(Data extracted from a collection)
Begin

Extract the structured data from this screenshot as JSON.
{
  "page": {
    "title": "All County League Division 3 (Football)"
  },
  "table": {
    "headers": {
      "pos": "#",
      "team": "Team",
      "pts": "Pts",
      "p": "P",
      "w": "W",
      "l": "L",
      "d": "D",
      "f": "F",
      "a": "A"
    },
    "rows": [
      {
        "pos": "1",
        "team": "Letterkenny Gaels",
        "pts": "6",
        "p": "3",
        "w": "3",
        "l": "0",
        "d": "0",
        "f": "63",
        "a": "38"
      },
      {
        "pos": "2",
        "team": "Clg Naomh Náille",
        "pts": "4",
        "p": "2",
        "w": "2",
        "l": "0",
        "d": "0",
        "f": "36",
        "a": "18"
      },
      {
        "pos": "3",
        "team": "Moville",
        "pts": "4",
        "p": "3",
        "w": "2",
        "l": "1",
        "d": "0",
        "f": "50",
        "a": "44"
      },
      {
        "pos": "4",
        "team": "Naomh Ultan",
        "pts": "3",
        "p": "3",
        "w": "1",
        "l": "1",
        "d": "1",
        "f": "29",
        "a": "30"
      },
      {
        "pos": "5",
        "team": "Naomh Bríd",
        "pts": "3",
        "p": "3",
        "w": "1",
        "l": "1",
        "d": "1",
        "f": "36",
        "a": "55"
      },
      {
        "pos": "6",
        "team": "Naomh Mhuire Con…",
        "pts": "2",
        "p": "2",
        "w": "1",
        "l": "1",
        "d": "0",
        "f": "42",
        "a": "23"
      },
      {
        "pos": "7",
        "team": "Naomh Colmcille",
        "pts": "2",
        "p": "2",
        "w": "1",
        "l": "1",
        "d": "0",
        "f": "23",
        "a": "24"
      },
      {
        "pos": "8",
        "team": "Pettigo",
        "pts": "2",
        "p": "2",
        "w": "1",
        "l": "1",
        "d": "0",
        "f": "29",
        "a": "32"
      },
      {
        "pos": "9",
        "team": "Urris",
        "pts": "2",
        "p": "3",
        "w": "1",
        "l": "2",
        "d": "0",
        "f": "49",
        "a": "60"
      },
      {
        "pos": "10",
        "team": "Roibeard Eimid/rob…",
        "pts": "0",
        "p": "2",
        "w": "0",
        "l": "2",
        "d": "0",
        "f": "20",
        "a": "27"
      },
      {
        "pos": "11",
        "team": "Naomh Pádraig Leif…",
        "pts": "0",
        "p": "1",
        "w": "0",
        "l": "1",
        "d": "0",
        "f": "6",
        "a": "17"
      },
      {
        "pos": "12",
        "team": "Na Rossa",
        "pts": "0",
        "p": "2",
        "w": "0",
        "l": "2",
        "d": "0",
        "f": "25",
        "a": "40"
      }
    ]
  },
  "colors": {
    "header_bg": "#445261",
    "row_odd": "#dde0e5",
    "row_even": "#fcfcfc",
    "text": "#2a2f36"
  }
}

End

EXERCISE -> Your task is to repeat the data exactly; please include every line.

REPLY ->
Extract the structured data from this screenshot as JSON.
{
  "page": {
    "title": "All County League Division 3 (Football)"
  },
  "table": {
    "headers": {
      "pos": "#",
      "team": "Team",
      "pts": "Pts",
      "p": "P",
      "w": "W",
      "l": "L",
      "d": "D",
      "f": "F",
      "a": "A"
    },
    "rows": [
      {
        "pos": "1",
        "team": "Letterkenny Gaels",
        "pts": "6",
        "p": "3",
        "w": "3",
        "l": "0",
        "d": "0",
        "f": "63",
        "a": "38"
      },
      {
        "pos": "2",
        "team": "Clg Naomh Náille",
        "pts": "4",
        "p": "2",
        "w": "2",
        "l": "0",
        "d": "0",
        "f": "36",
        "a": "18"
      },
      {
        "pos": "3",
        "team": "Moville",
        "pts": "4",
        "p": "3",
        "w": "2",
        "l": "1",
        "d": "0",
        "f": "50",
        "a": "44"
      },
      {
        "pos": "4",
        "team": "Naomh Ultan",
        "pts": "3",
        "p": "3",
        "w": "1",
        "l": "1",
        "d": "1",
        "f": "29",
        "a": "30"
      },
      {
        "pos": "5",
        "team": "Naomh Bríd",
        "pts": "3",
        "p": "3",
        "w": "1",
        "l": "1",
        "d": "1",
        "f": "36",
        "a": "55"
      },
      {
        "pos": "6",
        "team": "Naomh Mhuire Con…",
        "pts": "2",
        "p": "2",
        "w": "1",
        "l": "1",
        "d": "0",
        "f": "42",
        "a": "23"
      },
      {
        "pos": "7",
        "team": "Naomh Colmcille",
        "pts": "2",
        "p": "2",
        "w": "1",
        "l": "1",
        "d": "0",
        "f": "23",
        "a": "24"
      },
      {
        "pos": "8",
        "team": "Pettigo",
        "pts": "2",
        "p": "2",
        "w": "1",
        "l": "1",
        "d": "0",
        "f": "29",
        "a": "32"
      },
      {
        "pos": "9",
        "team": "Urris",
        "pts": "2",
        "p": "3",
        "w": "1",
        "l": "2",
        "d": "0",
        "f": "49",
        "a": "60"
      },
      {
        "pos": "10",
        "team": "Roibeard Eimid/rob…",
        "pts": "0",
        "p": "2",
        "w": "0",
        "l": "2",
        "d": "0",
        "f": "20",
        "a": "27"
      },
      {
        "pos": "11",
        "team": "Naomh Pádraig Leif…",
        "pts": "0",
        "p": "1",
        "w": "0",
        "l": "1",
        "d": "0",
        "f": "6",
        "a": "17"
      },
      {
        "pos": "12",
        "team": "Na Rossa",
        "pts": "0",
        "p": "2",
        "w": "0",
        "l": "2",
        "d": "0",
        "f": "25",
        "a": "40"
      }
    ]
  },
  "colors": {
    "header_bg": "#445261",
    "row_odd": "#dde0e5",
    "row_even": "#fcfcfc",
    "text": "#2a2f36"
  }
}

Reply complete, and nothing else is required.